**** THE RECORDS ****

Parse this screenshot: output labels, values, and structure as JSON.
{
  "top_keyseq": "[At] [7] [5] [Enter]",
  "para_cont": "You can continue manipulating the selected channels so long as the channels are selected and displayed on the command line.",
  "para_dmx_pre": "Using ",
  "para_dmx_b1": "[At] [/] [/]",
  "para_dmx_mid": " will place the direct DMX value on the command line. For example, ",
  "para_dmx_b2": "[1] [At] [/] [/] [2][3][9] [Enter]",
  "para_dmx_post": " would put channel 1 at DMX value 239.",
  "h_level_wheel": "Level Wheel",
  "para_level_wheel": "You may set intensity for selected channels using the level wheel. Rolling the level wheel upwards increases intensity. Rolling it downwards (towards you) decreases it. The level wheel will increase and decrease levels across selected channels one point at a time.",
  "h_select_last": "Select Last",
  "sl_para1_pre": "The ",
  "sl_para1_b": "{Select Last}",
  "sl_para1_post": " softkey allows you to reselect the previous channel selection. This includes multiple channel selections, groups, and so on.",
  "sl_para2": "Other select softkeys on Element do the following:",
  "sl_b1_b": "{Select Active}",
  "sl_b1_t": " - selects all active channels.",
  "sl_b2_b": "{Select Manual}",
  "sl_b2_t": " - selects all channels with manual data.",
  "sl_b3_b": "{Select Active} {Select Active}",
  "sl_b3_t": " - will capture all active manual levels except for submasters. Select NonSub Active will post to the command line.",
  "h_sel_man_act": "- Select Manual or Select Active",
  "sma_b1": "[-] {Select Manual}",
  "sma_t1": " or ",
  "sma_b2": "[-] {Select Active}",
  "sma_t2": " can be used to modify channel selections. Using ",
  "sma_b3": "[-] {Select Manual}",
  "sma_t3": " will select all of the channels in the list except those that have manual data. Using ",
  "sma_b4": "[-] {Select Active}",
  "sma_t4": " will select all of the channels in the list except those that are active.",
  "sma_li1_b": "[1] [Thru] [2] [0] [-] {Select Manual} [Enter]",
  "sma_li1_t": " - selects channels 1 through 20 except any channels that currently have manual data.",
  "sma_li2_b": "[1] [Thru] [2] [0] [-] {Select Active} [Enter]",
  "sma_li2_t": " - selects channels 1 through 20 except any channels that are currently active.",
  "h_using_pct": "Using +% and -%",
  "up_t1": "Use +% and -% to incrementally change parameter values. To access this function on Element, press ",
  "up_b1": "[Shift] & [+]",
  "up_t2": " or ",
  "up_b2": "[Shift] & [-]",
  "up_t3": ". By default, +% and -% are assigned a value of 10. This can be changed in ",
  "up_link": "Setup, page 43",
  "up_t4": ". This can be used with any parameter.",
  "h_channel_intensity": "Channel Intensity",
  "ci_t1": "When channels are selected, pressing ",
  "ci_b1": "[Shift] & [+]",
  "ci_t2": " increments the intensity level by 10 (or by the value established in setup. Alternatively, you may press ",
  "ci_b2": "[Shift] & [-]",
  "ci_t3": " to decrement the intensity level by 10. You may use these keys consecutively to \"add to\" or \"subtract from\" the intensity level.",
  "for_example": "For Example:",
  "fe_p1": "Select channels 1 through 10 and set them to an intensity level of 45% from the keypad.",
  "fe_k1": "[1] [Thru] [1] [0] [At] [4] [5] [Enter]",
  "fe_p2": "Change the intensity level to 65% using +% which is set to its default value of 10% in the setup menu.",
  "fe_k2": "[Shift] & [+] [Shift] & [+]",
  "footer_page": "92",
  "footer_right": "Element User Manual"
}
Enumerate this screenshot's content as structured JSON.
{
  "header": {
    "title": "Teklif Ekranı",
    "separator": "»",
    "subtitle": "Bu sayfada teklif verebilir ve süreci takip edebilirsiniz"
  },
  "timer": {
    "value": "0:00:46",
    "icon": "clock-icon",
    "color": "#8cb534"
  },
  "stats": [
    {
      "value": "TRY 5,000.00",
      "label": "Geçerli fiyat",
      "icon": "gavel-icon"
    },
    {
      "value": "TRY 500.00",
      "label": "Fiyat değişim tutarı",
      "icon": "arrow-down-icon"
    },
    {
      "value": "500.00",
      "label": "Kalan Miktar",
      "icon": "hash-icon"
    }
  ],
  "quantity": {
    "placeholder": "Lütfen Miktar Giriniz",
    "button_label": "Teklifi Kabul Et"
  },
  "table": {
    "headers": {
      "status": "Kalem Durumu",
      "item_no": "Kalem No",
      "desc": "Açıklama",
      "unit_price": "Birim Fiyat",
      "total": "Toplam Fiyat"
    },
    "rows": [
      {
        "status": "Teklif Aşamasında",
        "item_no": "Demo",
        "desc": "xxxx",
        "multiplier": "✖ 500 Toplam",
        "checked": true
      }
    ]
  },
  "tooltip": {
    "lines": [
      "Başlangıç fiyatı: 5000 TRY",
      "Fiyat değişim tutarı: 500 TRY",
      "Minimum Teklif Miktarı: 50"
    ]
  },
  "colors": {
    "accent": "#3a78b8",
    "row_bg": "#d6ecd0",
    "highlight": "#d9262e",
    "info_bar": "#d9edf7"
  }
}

****

TASK DIRECTIONS:
Every entry should be printed again exactly as written.

FULL RESPONSE:
Parse this screenshot: output labels, values, and structure as JSON.
{
  "top_keyseq": "[At] [7] [5] [Enter]",
  "para_cont": "You can continue manipulating the selected channels so long as the channels are selected and displayed on the command line.",
  "para_dmx_pre": "Using ",
  "para_dmx_b1": "[At] [/] [/]",
  "para_dmx_mid": " will place the direct DMX value on the command line. For example, ",
  "para_dmx_b2": "[1] [At] [/] [/] [2][3][9] [Enter]",
  "para_dmx_post": " would put channel 1 at DMX value 239.",
  "h_level_wheel": "Level Wheel",
  "para_level_wheel": "You may set intensity for selected channels using the level wheel. Rolling the level wheel upwards increases intensity. Rolling it downwards (towards you) decreases it. The level wheel will increase and decrease levels across selected channels one point at a time.",
  "h_select_last": "Select Last",
  "sl_para1_pre": "The ",
  "sl_para1_b": "{Select Last}",
  "sl_para1_post": " softkey allows you to reselect the previous channel selection. This includes multiple channel selections, groups, and so on.",
  "sl_para2": "Other select softkeys on Element do the following:",
  "sl_b1_b": "{Select Active}",
  "sl_b1_t": " - selects all active channels.",
  "sl_b2_b": "{Select Manual}",
  "sl_b2_t": " - selects all channels with manual data.",
  "sl_b3_b": "{Select Active} {Select Active}",
  "sl_b3_t": " - will capture all active manual levels except for submasters. Select NonSub Active will post to the command line.",
  "h_sel_man_act": "- Select Manual or Select Active",
  "sma_b1": "[-] {Select Manual}",
  "sma_t1": " or ",
  "sma_b2": "[-] {Select Active}",
  "sma_t2": " can be used to modify channel selections. Using ",
  "sma_b3": "[-] {Select Manual}",
  "sma_t3": " will select all of the channels in the list except those that have manual data. Using ",
  "sma_b4": "[-] {Select Active}",
  "sma_t4": " will select all of the channels in the list except those that are active.",
  "sma_li1_b": "[1] [Thru] [2] [0] [-] {Select Manual} [Enter]",
  "sma_li1_t": " - selects channels 1 through 20 except any channels that currently have manual data.",
  "sma_li2_b": "[1] [Thru] [2] [0] [-] {Select Active} [Enter]",
  "sma_li2_t": " - selects channels 1 through 20 except any channels that are currently active.",
  "h_using_pct": "Using +% and -%",
  "up_t1": "Use +% and -% to incrementally change parameter values. To access this function on Element, press ",
  "up_b1": "[Shift] & [+]",
  "up_t2": " or ",
  "up_b2": "[Shift] & [-]",
  "up_t3": ". By default, +% and -% are assigned a value of 10. This can be changed in ",
  "up_link": "Setup, page 43",
  "up_t4": ". This can be used with any parameter.",
  "h_channel_intensity": "Channel Intensity",
  "ci_t1": "When channels are selected, pressing ",
  "ci_b1": "[Shift] & [+]",
  "ci_t2": " increments the intensity level by 10 (or by the value established in setup. Alternatively, you may press ",
  "ci_b2": "[Shift] & [-]",
  "ci_t3": " to decrement the intensity level by 10. You may use these keys consecutively to \"add to\" or \"subtract from\" the intensity level.",
  "for_example": "For Example:",
  "fe_p1": "Select channels 1 through 10 and set them to an intensity level of 45% from the keypad.",
  "fe_k1": "[1] [Thru] [1] [0] [At] [4] [5] [Enter]",
  "fe_p2": "Change the intensity level to 65% using +% which is set to its default value of 10% in the setup menu.",
  "fe_k2": "[Shift] & [+] [Shift] & [+]",
  "footer_page": "92",
  "footer_right": "Element User Manual"
}
Enumerate this screenshot's content as structured JSON.
{
  "header": {
    "title": "Teklif Ekranı",
    "separator": "»",
    "subtitle": "Bu sayfada teklif verebilir ve süreci takip edebilirsiniz"
  },
  "timer": {
    "value": "0:00:46",
    "icon": "clock-icon",
    "color": "#8cb534"
  },
  "stats": [
    {
      "value": "TRY 5,000.00",
      "label": "Geçerli fiyat",
      "icon": "gavel-icon"
    },
    {
      "value": "TRY 500.00",
      "label": "Fiyat değişim tutarı",
      "icon": "arrow-down-icon"
    },
    {
      "value": "500.00",
      "label": "Kalan Miktar",
      "icon": "hash-icon"
    }
  ],
  "quantity": {
    "placeholder": "Lütfen Miktar Giriniz",
    "button_label": "Teklifi Kabul Et"
  },
  "table": {
    "headers": {
      "status": "Kalem Durumu",
      "item_no": "Kalem No",
      "desc": "Açıklama",
      "unit_price": "Birim Fiyat",
      "total": "Toplam Fiyat"
    },
    "rows": [
      {
        "status": "Teklif Aşamasında",
        "item_no": "Demo",
        "desc": "xxxx",
        "multiplier": "✖ 500 Toplam",
        "checked": true
      }
    ]
  },
  "tooltip": {
    "lines": [
      "Başlangıç fiyatı: 5000 TRY",
      "Fiyat değişim tutarı: 500 TRY",
      "Minimum Teklif Miktarı: 50"
    ]
  },
  "colors": {
    "accent": "#3a78b8",
    "row_bg": "#d6ecd0",
    "highlight": "#d9262e",
    "info_bar": "#d9edf7"
  }
}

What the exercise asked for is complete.